What is expected | Sift the material for lines containing "ylabel", and return them.

>>>>

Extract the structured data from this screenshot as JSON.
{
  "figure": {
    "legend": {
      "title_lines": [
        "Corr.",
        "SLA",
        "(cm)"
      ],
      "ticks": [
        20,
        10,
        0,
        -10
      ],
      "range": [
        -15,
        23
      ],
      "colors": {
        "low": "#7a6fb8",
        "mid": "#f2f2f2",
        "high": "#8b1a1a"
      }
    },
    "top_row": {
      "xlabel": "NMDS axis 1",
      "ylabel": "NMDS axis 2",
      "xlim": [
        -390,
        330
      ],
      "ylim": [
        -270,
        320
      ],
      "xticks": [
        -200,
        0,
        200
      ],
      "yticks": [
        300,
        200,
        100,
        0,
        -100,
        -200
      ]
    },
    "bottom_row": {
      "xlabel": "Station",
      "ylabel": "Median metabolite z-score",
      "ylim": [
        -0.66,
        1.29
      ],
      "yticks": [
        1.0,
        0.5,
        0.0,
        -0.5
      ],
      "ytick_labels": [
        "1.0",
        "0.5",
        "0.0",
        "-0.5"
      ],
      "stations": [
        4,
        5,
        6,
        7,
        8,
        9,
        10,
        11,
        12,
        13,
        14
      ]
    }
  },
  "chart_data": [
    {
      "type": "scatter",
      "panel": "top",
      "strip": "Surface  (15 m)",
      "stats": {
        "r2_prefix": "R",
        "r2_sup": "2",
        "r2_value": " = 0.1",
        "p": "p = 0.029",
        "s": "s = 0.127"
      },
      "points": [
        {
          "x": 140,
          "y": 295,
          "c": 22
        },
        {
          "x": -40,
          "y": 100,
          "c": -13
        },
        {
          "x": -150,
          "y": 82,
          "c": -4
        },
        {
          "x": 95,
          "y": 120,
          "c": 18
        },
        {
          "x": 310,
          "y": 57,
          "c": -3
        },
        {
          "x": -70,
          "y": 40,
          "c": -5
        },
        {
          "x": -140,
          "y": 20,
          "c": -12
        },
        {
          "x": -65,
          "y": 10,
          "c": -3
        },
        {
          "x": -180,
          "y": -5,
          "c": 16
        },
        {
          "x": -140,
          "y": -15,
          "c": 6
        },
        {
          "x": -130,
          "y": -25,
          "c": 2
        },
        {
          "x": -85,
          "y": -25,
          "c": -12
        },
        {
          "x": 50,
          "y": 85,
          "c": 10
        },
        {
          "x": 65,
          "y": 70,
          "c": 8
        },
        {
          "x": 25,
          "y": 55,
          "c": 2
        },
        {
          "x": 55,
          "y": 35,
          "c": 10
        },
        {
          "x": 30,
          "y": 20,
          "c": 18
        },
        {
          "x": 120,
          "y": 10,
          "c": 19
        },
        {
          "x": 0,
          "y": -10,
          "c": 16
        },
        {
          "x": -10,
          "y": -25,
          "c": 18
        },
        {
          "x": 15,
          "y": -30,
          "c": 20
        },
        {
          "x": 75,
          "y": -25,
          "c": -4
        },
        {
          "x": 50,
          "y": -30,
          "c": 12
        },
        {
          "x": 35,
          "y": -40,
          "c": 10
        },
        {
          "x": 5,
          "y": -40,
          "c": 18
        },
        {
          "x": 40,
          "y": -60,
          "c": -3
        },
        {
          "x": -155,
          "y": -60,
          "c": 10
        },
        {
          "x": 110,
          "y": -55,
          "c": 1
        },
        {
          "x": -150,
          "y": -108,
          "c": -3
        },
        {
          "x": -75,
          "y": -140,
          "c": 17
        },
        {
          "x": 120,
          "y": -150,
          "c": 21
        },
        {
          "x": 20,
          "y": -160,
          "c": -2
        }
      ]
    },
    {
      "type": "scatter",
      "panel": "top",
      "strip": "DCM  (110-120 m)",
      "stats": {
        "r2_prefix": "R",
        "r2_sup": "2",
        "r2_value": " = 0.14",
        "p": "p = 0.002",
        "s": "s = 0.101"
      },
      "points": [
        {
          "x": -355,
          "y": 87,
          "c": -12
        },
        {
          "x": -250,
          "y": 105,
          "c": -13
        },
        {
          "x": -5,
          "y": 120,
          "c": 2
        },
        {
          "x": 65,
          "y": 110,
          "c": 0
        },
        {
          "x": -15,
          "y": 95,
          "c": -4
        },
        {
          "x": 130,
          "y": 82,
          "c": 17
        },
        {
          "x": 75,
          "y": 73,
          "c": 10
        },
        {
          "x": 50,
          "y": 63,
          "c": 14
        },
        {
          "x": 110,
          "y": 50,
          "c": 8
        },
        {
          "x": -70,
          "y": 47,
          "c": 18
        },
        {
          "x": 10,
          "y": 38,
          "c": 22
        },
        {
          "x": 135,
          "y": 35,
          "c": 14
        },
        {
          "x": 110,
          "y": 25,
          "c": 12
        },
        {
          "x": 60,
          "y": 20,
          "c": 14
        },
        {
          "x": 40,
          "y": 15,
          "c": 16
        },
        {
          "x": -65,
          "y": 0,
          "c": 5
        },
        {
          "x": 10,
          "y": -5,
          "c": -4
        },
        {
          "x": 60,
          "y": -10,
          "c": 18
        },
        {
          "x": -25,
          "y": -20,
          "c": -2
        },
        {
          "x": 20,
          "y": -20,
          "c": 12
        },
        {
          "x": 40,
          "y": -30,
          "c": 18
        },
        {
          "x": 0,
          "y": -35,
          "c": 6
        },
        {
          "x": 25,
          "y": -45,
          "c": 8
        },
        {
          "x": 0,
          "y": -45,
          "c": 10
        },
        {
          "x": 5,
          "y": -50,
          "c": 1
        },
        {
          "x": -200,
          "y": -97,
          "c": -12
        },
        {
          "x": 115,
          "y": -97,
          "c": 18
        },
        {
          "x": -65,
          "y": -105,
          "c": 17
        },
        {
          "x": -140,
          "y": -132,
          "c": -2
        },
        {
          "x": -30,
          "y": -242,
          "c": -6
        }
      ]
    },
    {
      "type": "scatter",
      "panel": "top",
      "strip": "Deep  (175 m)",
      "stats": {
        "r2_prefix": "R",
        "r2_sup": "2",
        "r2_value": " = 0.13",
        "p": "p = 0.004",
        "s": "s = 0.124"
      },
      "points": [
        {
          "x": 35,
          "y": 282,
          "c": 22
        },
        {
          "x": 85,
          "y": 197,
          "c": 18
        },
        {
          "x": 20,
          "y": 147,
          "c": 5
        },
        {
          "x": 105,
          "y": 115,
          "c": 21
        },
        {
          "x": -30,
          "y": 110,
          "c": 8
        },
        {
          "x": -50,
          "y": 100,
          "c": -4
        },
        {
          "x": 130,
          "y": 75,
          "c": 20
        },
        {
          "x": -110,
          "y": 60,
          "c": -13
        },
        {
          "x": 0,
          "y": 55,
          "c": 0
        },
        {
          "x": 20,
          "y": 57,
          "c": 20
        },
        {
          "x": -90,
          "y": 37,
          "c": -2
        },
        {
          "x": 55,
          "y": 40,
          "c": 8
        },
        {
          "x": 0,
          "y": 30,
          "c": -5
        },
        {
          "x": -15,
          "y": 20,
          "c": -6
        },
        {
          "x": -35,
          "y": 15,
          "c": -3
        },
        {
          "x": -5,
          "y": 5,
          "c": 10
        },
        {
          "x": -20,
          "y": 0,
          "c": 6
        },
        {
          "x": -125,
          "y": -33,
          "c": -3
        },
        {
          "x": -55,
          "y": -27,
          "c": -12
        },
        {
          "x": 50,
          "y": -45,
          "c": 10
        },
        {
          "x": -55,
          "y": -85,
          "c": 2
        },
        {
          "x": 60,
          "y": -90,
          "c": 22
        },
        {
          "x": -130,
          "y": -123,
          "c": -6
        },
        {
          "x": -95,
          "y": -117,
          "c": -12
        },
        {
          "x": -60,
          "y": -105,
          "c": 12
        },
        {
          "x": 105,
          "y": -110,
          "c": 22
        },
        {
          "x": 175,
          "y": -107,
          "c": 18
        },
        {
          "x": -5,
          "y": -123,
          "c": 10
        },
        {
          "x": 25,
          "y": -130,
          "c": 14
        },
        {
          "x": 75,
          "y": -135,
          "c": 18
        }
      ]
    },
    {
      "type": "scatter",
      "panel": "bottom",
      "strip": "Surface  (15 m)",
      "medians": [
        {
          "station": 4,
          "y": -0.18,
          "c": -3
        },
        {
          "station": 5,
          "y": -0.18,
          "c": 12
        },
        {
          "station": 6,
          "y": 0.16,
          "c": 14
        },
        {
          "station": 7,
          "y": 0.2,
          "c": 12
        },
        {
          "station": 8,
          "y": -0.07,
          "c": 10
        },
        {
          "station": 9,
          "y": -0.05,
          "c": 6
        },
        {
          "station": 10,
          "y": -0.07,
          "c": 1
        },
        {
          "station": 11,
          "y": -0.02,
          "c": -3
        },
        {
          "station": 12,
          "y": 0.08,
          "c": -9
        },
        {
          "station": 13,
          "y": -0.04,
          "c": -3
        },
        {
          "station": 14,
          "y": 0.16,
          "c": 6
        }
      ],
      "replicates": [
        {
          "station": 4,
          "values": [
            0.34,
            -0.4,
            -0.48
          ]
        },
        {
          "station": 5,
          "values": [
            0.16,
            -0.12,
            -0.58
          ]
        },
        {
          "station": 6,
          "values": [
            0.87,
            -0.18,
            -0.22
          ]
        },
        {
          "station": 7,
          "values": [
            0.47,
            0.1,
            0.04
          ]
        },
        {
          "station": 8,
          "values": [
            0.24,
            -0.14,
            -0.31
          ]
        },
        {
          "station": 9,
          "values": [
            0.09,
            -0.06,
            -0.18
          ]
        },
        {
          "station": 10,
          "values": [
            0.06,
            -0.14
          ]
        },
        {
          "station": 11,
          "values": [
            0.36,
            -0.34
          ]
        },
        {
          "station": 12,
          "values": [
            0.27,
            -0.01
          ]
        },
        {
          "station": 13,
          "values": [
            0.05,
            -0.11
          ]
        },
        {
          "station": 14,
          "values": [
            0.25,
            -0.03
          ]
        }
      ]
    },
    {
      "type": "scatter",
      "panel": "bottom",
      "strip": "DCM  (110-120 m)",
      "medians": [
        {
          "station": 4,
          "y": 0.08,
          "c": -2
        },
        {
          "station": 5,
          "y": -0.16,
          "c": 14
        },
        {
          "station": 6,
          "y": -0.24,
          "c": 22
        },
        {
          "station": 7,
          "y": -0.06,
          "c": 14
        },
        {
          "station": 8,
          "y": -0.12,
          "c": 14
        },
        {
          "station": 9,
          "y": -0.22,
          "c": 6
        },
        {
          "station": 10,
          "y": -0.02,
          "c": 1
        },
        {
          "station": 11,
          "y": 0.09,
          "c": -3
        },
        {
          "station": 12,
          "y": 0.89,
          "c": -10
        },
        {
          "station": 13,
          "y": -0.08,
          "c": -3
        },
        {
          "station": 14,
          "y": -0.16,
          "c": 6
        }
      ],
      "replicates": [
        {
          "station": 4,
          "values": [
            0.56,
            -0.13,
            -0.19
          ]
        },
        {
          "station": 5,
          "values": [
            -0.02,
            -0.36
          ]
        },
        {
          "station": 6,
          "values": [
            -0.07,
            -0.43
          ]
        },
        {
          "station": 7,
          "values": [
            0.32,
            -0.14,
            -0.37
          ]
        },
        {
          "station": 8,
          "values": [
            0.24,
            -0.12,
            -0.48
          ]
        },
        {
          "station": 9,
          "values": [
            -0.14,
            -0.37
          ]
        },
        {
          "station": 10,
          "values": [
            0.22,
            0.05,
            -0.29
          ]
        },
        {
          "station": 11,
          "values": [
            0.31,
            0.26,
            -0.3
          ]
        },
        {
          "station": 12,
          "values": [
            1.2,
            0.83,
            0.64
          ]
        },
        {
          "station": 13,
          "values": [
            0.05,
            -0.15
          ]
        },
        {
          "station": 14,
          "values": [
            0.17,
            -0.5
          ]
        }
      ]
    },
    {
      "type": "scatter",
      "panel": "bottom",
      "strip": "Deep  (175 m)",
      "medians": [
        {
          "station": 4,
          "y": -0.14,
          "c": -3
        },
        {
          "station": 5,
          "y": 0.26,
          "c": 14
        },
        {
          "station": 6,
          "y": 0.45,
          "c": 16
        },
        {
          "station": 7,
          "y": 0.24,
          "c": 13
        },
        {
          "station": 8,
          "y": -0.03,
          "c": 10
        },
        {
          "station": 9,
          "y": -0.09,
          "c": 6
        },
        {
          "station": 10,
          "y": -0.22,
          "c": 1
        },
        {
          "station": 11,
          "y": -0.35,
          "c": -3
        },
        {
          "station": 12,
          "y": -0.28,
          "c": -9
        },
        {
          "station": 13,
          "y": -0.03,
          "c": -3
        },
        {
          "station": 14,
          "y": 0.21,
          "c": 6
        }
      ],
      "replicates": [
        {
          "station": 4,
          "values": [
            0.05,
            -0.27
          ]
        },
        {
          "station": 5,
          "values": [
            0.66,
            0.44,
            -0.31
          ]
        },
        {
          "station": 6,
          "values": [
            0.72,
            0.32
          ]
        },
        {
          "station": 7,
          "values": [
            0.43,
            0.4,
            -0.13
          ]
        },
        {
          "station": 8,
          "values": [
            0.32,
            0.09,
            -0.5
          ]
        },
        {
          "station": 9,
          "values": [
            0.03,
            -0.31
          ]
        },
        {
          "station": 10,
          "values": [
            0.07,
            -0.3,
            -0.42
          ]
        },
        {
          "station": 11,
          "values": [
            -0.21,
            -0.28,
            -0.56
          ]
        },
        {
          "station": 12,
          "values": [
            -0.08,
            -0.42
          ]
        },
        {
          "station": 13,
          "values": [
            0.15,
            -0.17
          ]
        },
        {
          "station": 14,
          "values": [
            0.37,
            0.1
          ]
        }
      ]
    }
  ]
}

<<<<

Solution for this task |
      "ylabel": "NMDS axis 2",
      "ylabel": "Median metabolite z-score",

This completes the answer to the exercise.